▶ [What is being asked]: Retype the whole listing, please, keeping every line exact and dropping the pictures.
· · · · ·
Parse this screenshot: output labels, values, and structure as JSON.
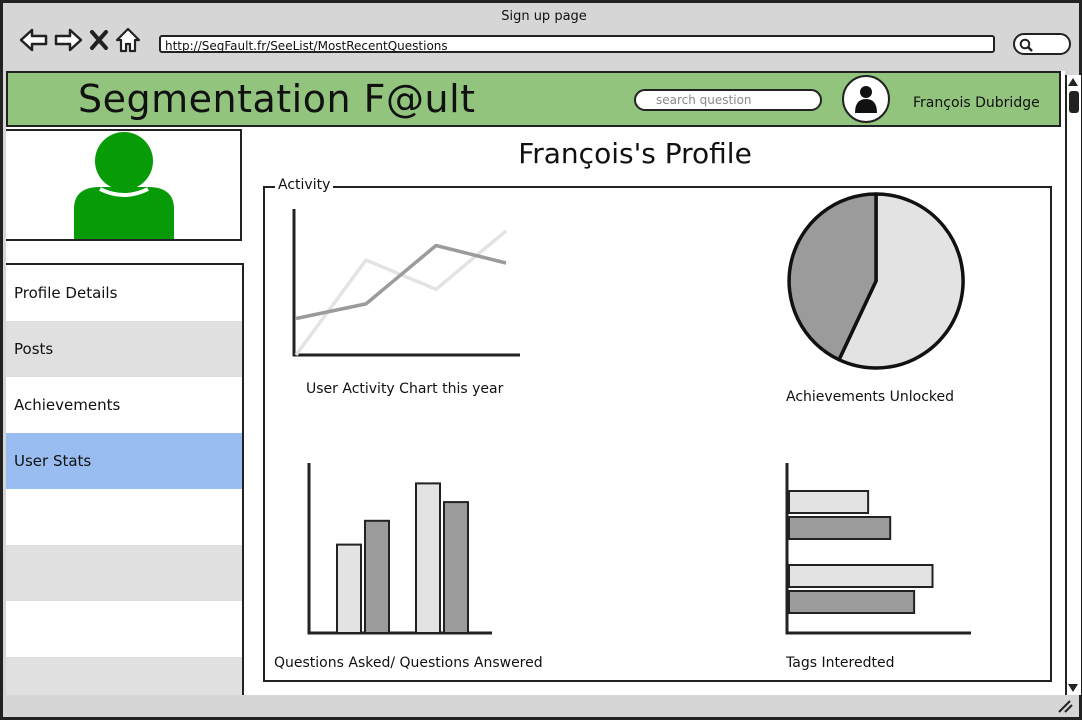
{
  "window": {
    "title": "Sign up page",
    "url": "http://SegFault.fr/SeeList/MostRecentQuestions"
  },
  "header": {
    "brand": "Segmentation F@ult",
    "search_placeholder": "search question",
    "user_name": "François Dubridge"
  },
  "sidebar": {
    "items": [
      {
        "label": "Profile Details"
      },
      {
        "label": "Posts"
      },
      {
        "label": "Achievements"
      },
      {
        "label": "User Stats",
        "selected": true
      },
      {
        "label": ""
      },
      {
        "label": ""
      },
      {
        "label": ""
      },
      {
        "label": ""
      }
    ]
  },
  "main": {
    "title": "François's Profile",
    "section_label": "Activity"
  },
  "colors": {
    "header_green": "#92c47e",
    "avatar_green": "#079b07",
    "selected_blue": "#99bdf0",
    "row_grey": "#e0e0e0",
    "series_dark": "#9b9b9b",
    "series_light": "#e3e3e3"
  },
  "chart_data": [
    {
      "type": "line",
      "title": "User Activity Chart this year",
      "x": [
        0,
        1,
        2,
        3
      ],
      "series": [
        {
          "values": [
            2.5,
            3.5,
            7.5,
            6.3
          ]
        },
        {
          "values": [
            0,
            6.5,
            4.5,
            8.5
          ]
        }
      ],
      "ylim": [
        0,
        10
      ]
    },
    {
      "type": "pie",
      "title": "Achievements Unlocked",
      "values": [
        57,
        43
      ]
    },
    {
      "type": "bar",
      "title": "Questions Asked/ Questions Answered",
      "categories": [
        "",
        ""
      ],
      "series": [
        {
          "values": [
            5.2,
            8.8
          ]
        },
        {
          "values": [
            6.6,
            7.7
          ]
        }
      ],
      "ylim": [
        0,
        10
      ]
    },
    {
      "type": "bar",
      "orientation": "horizontal",
      "title": "Tags Interedted",
      "categories": [
        "",
        ""
      ],
      "series": [
        {
          "values": [
            4.3,
            7.8
          ]
        },
        {
          "values": [
            5.5,
            6.8
          ]
        }
      ],
      "xlim": [
        0,
        10
      ]
    }
  ]
}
· · · · ·
▶ [Correct answer]:
Parse this screenshot: output labels, values, and structure as JSON.
{
  "window": {
    "title": "Sign up page",
    "url": "http://SegFault.fr/SeeList/MostRecentQuestions"
  },
  "header": {
    "brand": "Segmentation F@ult",
    "search_placeholder": "search question",
    "user_name": "François Dubridge"
  },
  "sidebar": {
    "items": [
      {
        "label": "Profile Details"
      },
      {
        "label": "Posts"
      },
      {
        "label": "Achievements"
      },
      {
        "label": "User Stats",
        "selected": true
      },
      {
        "label": ""
      },
      {
        "label": ""
      },
      {
        "label": ""
      },
      {
        "label": ""
      }
    ]
  },
  "main": {
    "title": "François's Profile",
    "section_label": "Activity"
  },
  "colors": {
    "header_green": "#92c47e",
    "avatar_green": "#079b07",
    "selected_blue": "#99bdf0",
    "row_grey": "#e0e0e0",
    "series_dark": "#9b9b9b",
    "series_light": "#e3e3e3"
  },
  "chart_data": [
    {
      "type": "line",
      "title": "User Activity Chart this year",
      "x": [
        0,
        1,
        2,
        3
      ],
      "series": [
        {
          "values": [
            2.5,
            3.5,
            7.5,
            6.3
          ]
        },
        {
          "values": [
            0,
            6.5,
            4.5,
            8.5
          ]
        }
      ],
      "ylim": [
        0,
        10
      ]
    },
    {
      "type": "pie",
      "title": "Achievements Unlocked",
      "values": [
        57,
        43
      ]
    },
    {
      "type": "bar",
      "title": "Questions Asked/ Questions Answered",
      "categories": [
        "",
        ""
      ],
      "series": [
        {
          "values": [
            5.2,
            8.8
          ]
        },
        {
          "values": [
            6.6,
            7.7
          ]
        }
      ],
      "ylim": [
        0,
        10
      ]
    },
    {
      "type": "bar",
      "orientation": "horizontal",
      "title": "Tags Interedted",
      "categories": [
        "",
        ""
      ],
      "series": [
        {
          "values": [
            4.3,
            7.8
          ]
        },
        {
          "values": [
            5.5,
            6.8
          ]
        }
      ],
      "xlim": [
        0,
        10
      ]
    }
  ]
}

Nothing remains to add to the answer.